* Data for this exercise *
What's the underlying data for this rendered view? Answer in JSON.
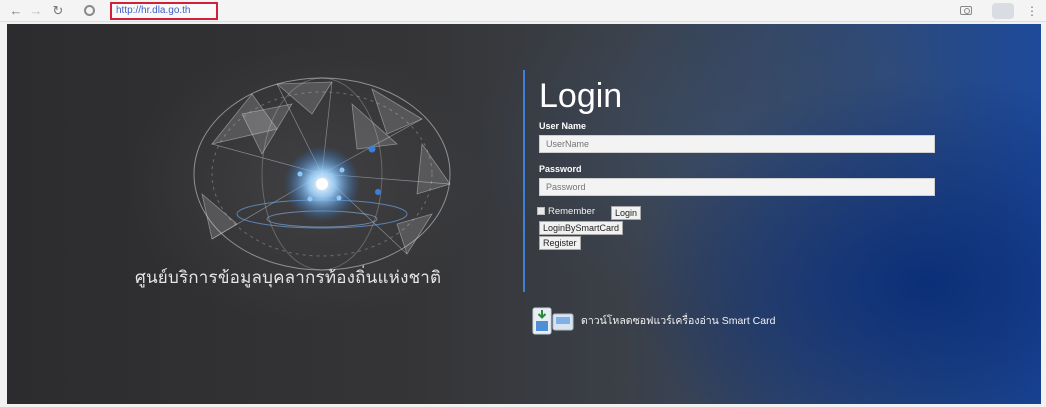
{
  "browser": {
    "url": "http://hr.dla.go.th"
  },
  "page": {
    "brand_text": "ศูนย์บริการข้อมูลบุคลากรท้องถิ่นแห่งชาติ",
    "login": {
      "title": "Login",
      "username_label": "User Name",
      "username_placeholder": "UserName",
      "password_label": "Password",
      "password_placeholder": "Password",
      "remember_label": "Remember",
      "login_button": "Login",
      "smartcard_button": "LoginBySmartCard",
      "register_button": "Register"
    },
    "download": {
      "label": "ดาวน์โหลดซอฟแวร์เครื่องอ่าน Smart Card",
      "icon": "download-software-icon"
    },
    "colors": {
      "divider": "#3f7fd8",
      "url_highlight": "#d21f3a"
    }
  }
}
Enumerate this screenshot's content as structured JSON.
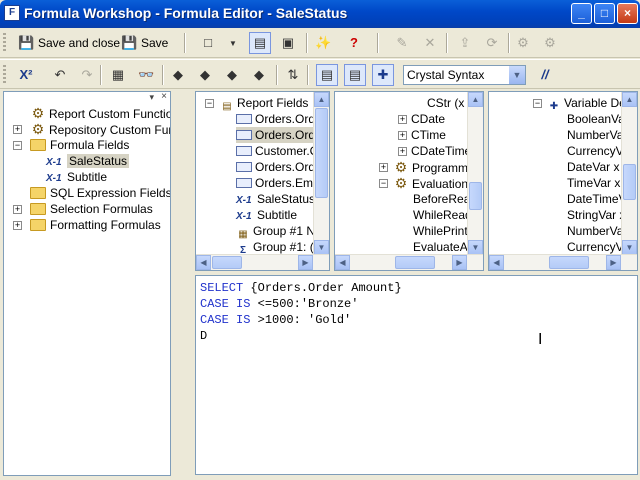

* What is asked *
Each record above is to be restated exactly, with its pictures removed from the copy.

* Written reply *
What's the underlying data for this rendered view? Answer in JSON.
{
  "browser": {
    "url": "http://hr.dla.go.th"
  },
  "page": {
    "brand_text": "ศูนย์บริการข้อมูลบุคลากรท้องถิ่นแห่งชาติ",
    "login": {
      "title": "Login",
      "username_label": "User Name",
      "username_placeholder": "UserName",
      "password_label": "Password",
      "password_placeholder": "Password",
      "remember_label": "Remember",
      "login_button": "Login",
      "smartcard_button": "LoginBySmartCard",
      "register_button": "Register"
    },
    "download": {
      "label": "ดาวน์โหลดซอฟแวร์เครื่องอ่าน Smart Card",
      "icon": "download-software-icon"
    },
    "colors": {
      "divider": "#3f7fd8",
      "url_highlight": "#d21f3a"
    }
  }
}
Enumerate this screenshot's content as structured JSON.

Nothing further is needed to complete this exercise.